Page excerpt:

■ ■ ■ ■

The
Secret Piano: From Mao's Labor Camps to Bach's Goldberg Variations
by
Zhu Xiao-Mei
2012
ISBN-10: 1455875163
ISBN-13: 978-1455875160
Born of bourgeois grandparents in China in the same year
that Mao took control, Zhu Xiao-Mei was not likely to find life easy. Not only
had both her grandfathers been businessmen before losing everything in civil war, but both were also Westernized,
one fluent in English, the other a former resident of an elegant home in the
French Concession of Shanghai. Zhu’s mother grew up with a taste for French
perfume and the paintings in the Louvre, which she loved and knew well from
books. To such disadvantages was added an uncle who fled to Taiwan.
Before The Great Leap Forward, Xiao-Mei lived as a poor
piano student, normal except for some Western artistic tastes. While she was
bored by the Peking Opera, the day her mother brought home a piano and played
for her a brief piece by Schumann, she felt on the brink of a thrilling new
world. Piano lessons from her mother followed, at age six she was enrolled in a
preparatory school for the conservatory, and by age eight she was giving concerts
on radio and television, once even in the Imperial Palace.
Mao’s Great Leap Forward, his sweeping, misguided plan for
China to catch up to the West, started dangerous new developments in China. It demanded
complete ideological purity from every citizen. At the conservatory, purifying sessions
of self-criticism and denunciations of others began, and Xiao-Mei sensed that
her bad family background hung over her head like an axe. When she was thirteen,
on the very day that she was to give her first conservatory recital, the axe fell.

■ ■ ■ ■

Data rows:
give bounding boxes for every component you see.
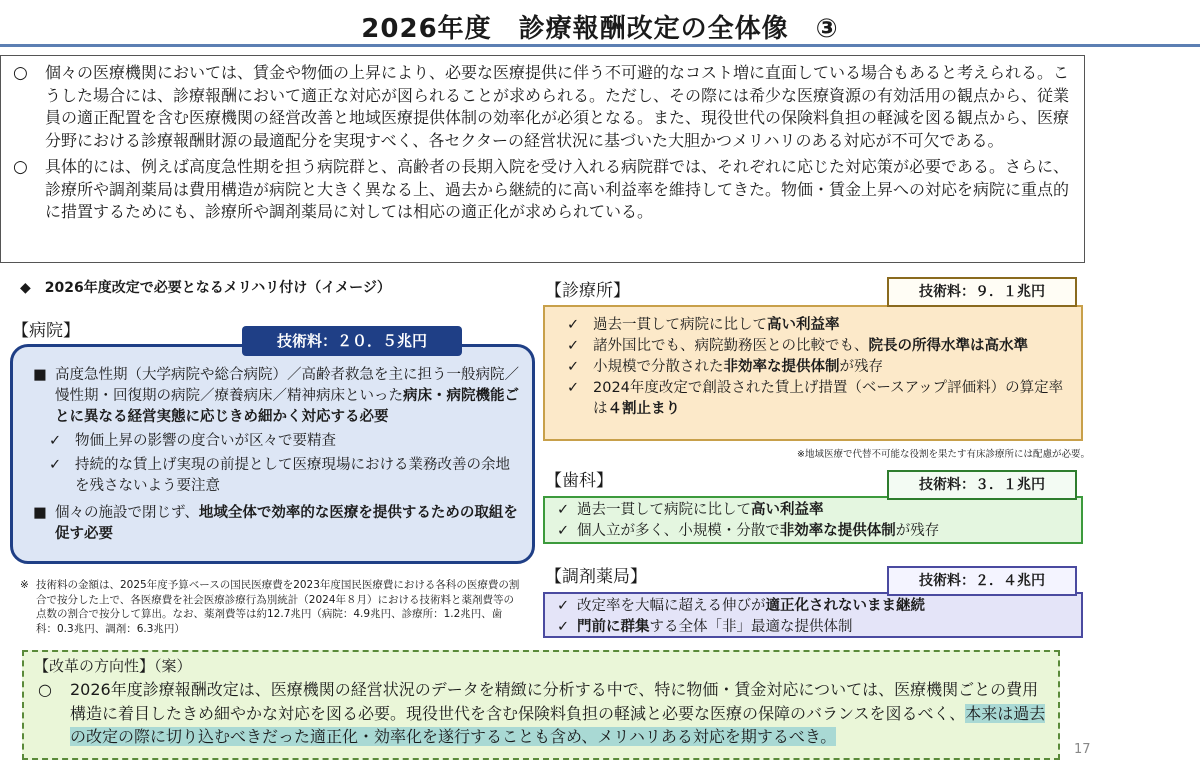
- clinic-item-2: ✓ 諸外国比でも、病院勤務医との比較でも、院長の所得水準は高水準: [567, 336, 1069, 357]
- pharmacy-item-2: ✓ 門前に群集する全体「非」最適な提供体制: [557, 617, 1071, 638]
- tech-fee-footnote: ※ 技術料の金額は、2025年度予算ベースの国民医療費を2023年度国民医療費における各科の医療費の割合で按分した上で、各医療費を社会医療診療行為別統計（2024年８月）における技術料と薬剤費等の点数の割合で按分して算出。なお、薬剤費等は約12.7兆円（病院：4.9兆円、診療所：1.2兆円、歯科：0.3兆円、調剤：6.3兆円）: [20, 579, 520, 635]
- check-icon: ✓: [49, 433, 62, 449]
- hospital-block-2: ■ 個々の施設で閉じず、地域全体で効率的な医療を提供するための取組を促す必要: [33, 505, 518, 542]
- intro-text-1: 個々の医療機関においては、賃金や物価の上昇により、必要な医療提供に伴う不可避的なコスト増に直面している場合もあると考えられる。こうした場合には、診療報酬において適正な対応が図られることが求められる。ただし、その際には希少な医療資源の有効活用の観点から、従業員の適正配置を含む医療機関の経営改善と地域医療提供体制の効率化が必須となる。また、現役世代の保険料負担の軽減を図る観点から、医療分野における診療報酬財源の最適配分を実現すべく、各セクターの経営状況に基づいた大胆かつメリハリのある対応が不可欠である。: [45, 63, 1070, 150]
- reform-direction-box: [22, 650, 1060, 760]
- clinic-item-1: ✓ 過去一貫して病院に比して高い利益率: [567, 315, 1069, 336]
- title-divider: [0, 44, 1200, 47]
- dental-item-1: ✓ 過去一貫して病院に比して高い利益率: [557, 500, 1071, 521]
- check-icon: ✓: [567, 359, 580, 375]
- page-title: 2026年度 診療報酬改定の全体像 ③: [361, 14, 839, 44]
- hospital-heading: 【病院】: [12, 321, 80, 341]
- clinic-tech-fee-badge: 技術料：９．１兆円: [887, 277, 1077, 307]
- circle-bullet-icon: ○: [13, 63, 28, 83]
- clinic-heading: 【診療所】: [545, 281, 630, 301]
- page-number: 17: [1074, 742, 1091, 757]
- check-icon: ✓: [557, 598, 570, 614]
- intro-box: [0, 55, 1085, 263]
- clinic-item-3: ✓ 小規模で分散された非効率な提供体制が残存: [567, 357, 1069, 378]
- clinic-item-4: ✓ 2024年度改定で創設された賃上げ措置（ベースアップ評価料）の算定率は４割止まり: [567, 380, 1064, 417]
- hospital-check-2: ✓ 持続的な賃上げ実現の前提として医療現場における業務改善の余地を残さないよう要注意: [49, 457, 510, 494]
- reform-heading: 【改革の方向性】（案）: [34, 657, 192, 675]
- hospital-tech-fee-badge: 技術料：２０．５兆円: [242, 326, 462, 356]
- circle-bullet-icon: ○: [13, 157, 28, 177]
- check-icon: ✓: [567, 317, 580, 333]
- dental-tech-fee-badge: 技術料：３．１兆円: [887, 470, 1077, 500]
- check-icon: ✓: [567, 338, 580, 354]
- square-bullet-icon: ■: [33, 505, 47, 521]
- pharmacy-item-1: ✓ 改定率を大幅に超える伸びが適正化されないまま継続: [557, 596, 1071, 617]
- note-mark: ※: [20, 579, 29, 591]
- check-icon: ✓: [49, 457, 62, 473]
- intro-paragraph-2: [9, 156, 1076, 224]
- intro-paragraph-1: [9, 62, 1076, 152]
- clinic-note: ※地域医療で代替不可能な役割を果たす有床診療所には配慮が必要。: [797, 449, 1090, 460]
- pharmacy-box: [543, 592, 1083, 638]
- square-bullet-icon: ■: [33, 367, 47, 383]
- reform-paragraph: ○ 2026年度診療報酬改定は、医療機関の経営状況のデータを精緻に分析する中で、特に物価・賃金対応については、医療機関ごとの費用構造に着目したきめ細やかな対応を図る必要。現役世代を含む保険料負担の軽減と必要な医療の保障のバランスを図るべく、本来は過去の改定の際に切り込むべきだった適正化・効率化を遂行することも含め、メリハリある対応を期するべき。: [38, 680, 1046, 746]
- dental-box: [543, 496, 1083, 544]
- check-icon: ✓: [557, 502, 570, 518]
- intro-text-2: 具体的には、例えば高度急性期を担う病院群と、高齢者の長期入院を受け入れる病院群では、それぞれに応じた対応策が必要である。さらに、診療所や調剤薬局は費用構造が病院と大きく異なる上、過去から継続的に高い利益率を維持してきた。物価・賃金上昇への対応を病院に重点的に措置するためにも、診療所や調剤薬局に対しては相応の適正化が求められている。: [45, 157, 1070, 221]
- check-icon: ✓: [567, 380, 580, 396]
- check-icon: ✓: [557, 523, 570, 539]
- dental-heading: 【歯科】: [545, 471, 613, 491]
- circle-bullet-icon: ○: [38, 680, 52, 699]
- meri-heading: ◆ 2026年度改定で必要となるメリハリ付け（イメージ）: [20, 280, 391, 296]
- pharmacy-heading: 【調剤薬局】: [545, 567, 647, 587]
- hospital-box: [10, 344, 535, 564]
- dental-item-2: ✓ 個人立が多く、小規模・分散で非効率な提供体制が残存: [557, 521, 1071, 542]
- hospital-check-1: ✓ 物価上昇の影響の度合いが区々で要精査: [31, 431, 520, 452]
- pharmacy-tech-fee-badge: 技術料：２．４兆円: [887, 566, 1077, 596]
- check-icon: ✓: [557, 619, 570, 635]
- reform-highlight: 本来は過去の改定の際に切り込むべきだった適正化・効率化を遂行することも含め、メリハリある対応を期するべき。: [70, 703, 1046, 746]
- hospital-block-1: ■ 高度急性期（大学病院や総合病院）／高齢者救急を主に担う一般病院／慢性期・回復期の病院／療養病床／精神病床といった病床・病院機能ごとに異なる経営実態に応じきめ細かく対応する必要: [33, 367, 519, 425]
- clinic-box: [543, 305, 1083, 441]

■ ■ ■ ■

Required tasks:
(a) For each statement, say yes or no according to the book review, and quote the words that settle it: (i) Zhu Xiao-Mei was born in the year Mao took control of China; (ii) her father gave her first piano lessons; (iii) she enjoyed the Peking Opera.
(b) Reproduce the part of the book review starting at "Before The Great" and ending at "the Imperial Palace.".
The data shown here has nothing to do with the book review.

Expected responses:
(a)
(i) Yes: "Born of bourgeois grandparents in China in the same year that Mao took control"
(ii) No: "Piano lessons from her mother followed"
(iii) No: "she was bored by the Peking Opera"

(b)
Before The Great Leap Forward, Xiao-Mei lived as a poor
piano student, normal except for some Western artistic tastes. While she was
bored by the Peking Opera, the day her mother brought home a piano and played
for her a brief piece by Schumann, she felt on the brink of a thrilling new
world. Piano lessons from her mother followed, at age six she was enrolled in a
preparatory school for the conservatory, and by age eight she was giving concerts
on radio and television, once even in the Imperial Palace.